(Beginning of SELECTED EXTRACT)
And so the whinging starts…
iPad-Flash NewsPublished May 10, 2010 at 7:58 am No CommentsThe early adopters bought their iPads with a defiant stance towards flash – (ie: “who needs it” “I always block it anyway” “Flash is the past, HTML5 is the future”). Add a few weeks, the iPad purchase compromises are forgotten and the trash talk and slagging has started about anyone who dares still have a flash site online.
Never mind that the online audience for iPad is statistically non-existent (0.03% of web traffic). iPad owners know they matter more than the rest of us, they are the loudmouth spoilt children of the internet, with twitter-paced attention spans.
The economic and practical impossibility of HTML5 at the current time also counts for nought. The guns are out, Steve Jobs has declared Flash dead, any website owner who has not found the resources in the past month to eradicate decades of all but ubiquitous flash use from the internet is now a fool to be spat on.
The other day it was luxury brands, today it is Toy Story 3 – from Jon Gruber, of Daring Fireball, along with the almost inevitable “oops” retraction and carping non-apology. Gruber’s favoured journalistic approach is to publicly humiliate first, ask questions later.
None of its the iPad’s fault, its the hapless website owners who presumably must develop every site twice (once for the internet, again for iPad) or else fund an app in the app store for every flash feature they create.
For heavens sake guys, if you want to view a flash site, just use a device that can view flash, enough with the grumbling.
UPDATE Macworld has a whole piece on there being no satisfactory office tool options on the iPad. Being actual journalists, they had the fairness to actually lay some of the blame the iPad for that one. Another great read is the usability testing of the iPad – not exactly magical. Ironically, they say using Apps is rather like using the internet in 1993, before the lessons learned by early flash and image maps developers.
(End of SELECTED EXTRACT)
APPLY WHAT YOU READ
a – Could you quote the part of the iPad and Flash post starting with "The other day" and going on through "with the grumbling."?
b – Can you condense the paragraph of the iPad and Flash post that begins "The economic and practical impossibility" into a shorter version that keeps its main facts?
(Beginning of DATA LISTING)
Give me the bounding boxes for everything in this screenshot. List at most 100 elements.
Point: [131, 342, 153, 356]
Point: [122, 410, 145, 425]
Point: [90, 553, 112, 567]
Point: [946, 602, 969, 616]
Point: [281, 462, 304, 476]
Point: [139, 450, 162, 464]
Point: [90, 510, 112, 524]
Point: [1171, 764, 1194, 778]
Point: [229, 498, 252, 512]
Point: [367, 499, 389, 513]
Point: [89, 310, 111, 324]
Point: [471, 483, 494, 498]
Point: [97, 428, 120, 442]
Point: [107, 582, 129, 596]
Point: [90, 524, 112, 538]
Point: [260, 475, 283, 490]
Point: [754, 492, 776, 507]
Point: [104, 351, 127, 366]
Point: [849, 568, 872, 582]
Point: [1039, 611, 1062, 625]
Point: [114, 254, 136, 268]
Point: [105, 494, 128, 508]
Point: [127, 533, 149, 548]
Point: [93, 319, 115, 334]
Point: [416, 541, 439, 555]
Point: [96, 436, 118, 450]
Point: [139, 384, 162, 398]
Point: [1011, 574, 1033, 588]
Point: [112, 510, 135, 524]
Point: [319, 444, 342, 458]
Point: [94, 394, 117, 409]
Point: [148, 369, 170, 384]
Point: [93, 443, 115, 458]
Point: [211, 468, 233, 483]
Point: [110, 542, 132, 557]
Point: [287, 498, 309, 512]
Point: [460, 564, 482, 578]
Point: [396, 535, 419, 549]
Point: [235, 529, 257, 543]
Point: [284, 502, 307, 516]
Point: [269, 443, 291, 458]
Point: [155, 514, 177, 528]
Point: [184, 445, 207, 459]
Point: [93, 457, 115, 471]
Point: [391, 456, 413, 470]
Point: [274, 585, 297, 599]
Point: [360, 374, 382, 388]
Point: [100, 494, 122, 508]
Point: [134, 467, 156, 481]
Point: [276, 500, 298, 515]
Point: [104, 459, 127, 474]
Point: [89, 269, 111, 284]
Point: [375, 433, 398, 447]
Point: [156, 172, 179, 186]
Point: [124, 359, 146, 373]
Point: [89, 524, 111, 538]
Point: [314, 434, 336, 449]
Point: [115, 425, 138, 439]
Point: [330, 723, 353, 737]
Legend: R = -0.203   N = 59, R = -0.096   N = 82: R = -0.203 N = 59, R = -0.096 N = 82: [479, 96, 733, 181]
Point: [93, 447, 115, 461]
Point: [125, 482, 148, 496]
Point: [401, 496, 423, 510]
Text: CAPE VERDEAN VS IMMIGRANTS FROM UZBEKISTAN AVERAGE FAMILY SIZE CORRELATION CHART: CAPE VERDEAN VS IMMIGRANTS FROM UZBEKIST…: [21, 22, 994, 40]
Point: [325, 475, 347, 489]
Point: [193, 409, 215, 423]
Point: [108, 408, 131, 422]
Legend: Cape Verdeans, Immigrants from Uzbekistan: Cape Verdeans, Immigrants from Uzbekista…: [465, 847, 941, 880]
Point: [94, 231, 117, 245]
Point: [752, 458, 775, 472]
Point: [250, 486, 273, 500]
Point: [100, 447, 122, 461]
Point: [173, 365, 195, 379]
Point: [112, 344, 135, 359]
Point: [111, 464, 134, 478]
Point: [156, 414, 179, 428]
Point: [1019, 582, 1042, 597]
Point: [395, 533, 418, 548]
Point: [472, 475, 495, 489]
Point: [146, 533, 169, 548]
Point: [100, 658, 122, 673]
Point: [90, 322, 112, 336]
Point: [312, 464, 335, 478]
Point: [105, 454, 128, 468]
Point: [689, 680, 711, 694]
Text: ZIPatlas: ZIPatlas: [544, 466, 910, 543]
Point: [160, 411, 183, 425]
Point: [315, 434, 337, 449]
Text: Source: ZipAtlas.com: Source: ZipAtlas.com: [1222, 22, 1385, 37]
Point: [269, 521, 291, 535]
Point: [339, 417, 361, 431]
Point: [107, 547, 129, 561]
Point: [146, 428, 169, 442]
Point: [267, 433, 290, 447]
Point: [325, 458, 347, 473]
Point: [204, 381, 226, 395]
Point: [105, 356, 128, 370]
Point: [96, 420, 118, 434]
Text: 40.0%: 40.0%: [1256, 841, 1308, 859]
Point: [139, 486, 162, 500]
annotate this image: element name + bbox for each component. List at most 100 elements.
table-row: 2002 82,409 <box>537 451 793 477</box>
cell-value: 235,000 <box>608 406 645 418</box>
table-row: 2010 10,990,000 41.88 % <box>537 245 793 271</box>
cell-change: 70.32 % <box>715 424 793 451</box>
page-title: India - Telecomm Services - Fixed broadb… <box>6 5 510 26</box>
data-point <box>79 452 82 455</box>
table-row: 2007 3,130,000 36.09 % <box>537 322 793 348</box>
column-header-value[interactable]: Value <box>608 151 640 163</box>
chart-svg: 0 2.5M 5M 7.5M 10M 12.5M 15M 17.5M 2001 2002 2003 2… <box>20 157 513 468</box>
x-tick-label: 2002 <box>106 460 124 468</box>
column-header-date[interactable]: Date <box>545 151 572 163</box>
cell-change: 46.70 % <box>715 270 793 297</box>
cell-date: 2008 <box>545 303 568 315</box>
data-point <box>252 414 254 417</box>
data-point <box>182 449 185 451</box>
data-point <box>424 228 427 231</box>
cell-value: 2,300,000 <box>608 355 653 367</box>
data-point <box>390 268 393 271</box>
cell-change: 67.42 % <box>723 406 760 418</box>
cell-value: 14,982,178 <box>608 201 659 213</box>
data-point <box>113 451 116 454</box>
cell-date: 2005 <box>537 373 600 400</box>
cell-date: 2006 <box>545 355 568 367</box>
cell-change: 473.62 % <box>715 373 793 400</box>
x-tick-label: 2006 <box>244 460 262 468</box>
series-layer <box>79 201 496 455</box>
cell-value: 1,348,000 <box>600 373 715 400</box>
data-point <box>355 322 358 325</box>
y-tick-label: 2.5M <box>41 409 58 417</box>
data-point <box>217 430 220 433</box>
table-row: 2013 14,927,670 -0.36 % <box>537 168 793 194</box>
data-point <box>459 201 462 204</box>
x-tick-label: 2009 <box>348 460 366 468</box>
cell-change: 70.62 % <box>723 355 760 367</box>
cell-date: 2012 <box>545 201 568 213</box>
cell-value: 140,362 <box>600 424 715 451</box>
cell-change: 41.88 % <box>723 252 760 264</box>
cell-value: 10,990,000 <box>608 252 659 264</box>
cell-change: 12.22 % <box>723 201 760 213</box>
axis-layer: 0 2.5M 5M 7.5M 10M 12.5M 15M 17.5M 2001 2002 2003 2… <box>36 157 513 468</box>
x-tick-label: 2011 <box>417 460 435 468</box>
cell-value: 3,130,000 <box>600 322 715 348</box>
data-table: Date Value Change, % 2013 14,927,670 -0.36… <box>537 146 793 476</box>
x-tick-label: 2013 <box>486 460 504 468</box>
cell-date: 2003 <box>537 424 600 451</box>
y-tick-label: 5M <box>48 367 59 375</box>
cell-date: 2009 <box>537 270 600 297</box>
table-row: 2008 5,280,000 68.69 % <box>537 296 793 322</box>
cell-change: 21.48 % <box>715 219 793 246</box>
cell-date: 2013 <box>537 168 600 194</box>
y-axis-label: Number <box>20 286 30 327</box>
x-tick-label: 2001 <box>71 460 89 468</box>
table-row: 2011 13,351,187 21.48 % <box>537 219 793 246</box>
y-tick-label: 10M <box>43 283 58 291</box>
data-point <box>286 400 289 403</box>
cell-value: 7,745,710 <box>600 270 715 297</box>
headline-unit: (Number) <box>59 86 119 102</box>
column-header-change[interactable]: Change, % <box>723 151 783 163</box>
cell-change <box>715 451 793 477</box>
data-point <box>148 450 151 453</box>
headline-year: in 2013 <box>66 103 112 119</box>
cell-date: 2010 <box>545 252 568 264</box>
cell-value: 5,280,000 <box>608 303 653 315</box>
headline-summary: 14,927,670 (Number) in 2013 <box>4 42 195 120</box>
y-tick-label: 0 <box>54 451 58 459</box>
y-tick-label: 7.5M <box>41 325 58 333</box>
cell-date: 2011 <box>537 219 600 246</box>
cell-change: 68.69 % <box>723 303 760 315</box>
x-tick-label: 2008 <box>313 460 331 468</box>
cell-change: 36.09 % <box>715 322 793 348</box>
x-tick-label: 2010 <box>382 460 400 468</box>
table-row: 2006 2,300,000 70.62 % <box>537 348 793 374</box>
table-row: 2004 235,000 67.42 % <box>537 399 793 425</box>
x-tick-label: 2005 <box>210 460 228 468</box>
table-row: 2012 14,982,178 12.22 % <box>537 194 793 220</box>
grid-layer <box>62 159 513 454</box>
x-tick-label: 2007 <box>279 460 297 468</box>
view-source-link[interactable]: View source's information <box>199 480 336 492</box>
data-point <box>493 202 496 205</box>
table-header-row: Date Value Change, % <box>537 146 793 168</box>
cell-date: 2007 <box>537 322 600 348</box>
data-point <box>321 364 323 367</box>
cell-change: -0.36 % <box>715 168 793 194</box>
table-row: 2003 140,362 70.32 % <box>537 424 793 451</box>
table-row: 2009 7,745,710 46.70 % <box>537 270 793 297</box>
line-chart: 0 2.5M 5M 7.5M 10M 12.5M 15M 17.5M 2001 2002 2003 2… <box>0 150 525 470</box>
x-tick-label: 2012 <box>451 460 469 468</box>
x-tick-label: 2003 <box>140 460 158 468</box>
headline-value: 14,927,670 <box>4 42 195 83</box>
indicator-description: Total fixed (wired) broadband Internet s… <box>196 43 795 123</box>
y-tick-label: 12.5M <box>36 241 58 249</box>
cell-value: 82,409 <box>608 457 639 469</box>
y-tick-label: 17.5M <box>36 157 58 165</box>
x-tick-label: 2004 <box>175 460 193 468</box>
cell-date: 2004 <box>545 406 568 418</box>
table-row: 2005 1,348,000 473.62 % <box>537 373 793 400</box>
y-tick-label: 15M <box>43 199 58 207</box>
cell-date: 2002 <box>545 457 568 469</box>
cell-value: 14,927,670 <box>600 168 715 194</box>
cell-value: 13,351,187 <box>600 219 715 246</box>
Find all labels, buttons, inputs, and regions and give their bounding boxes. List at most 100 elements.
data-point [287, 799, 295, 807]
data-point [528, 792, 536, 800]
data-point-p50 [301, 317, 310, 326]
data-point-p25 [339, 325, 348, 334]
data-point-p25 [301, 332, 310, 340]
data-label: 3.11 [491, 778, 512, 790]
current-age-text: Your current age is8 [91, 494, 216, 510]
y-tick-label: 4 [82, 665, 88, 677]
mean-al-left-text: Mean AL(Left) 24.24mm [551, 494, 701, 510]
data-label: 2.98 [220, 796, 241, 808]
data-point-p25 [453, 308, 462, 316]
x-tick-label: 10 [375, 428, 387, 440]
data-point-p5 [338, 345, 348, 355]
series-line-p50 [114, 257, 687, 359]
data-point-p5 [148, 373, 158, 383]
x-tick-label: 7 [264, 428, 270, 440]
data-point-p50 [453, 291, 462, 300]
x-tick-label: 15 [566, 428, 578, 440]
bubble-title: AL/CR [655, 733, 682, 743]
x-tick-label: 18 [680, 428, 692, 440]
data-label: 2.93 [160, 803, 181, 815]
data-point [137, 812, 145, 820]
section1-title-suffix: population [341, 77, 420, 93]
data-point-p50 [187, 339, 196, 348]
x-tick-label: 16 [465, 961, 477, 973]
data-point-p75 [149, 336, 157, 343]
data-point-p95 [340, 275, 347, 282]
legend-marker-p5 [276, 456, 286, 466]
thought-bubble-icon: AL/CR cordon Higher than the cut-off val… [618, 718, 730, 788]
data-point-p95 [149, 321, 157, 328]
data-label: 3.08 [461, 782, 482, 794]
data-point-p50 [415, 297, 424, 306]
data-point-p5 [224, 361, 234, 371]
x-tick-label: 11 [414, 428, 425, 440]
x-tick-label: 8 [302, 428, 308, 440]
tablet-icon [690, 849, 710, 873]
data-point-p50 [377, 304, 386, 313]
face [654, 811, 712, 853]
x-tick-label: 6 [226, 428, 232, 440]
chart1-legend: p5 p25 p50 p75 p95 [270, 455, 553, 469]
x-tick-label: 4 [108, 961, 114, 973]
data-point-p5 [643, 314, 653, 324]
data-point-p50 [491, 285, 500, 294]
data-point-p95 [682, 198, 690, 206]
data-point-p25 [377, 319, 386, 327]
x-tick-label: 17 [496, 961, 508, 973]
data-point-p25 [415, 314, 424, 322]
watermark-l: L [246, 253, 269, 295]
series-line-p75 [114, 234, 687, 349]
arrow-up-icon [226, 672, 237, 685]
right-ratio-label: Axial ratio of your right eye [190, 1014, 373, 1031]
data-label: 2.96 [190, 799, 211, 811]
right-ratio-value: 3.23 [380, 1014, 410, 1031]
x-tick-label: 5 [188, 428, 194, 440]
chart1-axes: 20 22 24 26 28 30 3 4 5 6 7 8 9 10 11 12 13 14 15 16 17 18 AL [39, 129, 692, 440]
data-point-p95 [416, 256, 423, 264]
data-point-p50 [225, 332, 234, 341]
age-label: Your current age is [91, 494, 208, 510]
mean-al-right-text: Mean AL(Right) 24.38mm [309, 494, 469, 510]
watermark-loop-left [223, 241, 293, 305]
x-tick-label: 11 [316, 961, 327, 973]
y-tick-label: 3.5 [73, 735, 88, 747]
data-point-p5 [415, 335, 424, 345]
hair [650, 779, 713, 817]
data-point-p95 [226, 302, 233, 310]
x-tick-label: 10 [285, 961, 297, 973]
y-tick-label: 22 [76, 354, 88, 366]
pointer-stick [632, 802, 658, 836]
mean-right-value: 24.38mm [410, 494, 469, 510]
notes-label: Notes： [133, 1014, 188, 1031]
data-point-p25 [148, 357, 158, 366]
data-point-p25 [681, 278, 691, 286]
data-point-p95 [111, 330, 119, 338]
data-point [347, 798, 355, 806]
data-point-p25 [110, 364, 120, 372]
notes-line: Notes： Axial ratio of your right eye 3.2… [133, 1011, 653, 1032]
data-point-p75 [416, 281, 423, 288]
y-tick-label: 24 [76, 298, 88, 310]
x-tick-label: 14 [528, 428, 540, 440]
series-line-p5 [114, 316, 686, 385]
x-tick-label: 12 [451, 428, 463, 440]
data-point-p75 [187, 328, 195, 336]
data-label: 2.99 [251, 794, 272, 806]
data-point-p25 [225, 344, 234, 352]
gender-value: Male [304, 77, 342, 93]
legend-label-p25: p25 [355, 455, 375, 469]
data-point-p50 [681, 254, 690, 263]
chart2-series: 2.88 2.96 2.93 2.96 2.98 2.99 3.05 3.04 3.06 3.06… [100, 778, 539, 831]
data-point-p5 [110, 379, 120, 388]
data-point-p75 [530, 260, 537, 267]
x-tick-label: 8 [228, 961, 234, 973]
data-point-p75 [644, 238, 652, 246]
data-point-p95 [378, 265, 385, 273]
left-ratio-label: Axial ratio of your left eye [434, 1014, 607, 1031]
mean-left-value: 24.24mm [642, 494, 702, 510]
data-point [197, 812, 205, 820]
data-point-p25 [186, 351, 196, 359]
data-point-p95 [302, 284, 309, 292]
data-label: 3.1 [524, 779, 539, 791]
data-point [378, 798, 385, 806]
(End of DATA LISTING)
SOLUTIONS IN ORDER
a –
The other day it was luxury brands, today it is Toy Story 3 – from Jon Gruber, of Daring Fireball, along with the almost inevitable “oops” retraction and carping non-apology. Gruber’s favoured journalistic approach is to publicly humiliate first, ask questions later.
None of its the iPad’s fault, its the hapless website owners who presumably must develop every site twice (once for the internet, again for iPad) or else fund an app in the app store for every flash feature they create.
For heavens sake guys, if you want to view a flash site, just use a device that can view flash, enough with the grumbling.

b – HTML5 is currently economically and practically impossible, but that counts for nothing. Steve Jobs has declared Flash dead. Any website owner who hasn't found the resources in the past month to remove decades of nearly ubiquitous Flash use is now treated as a fool to be spat on.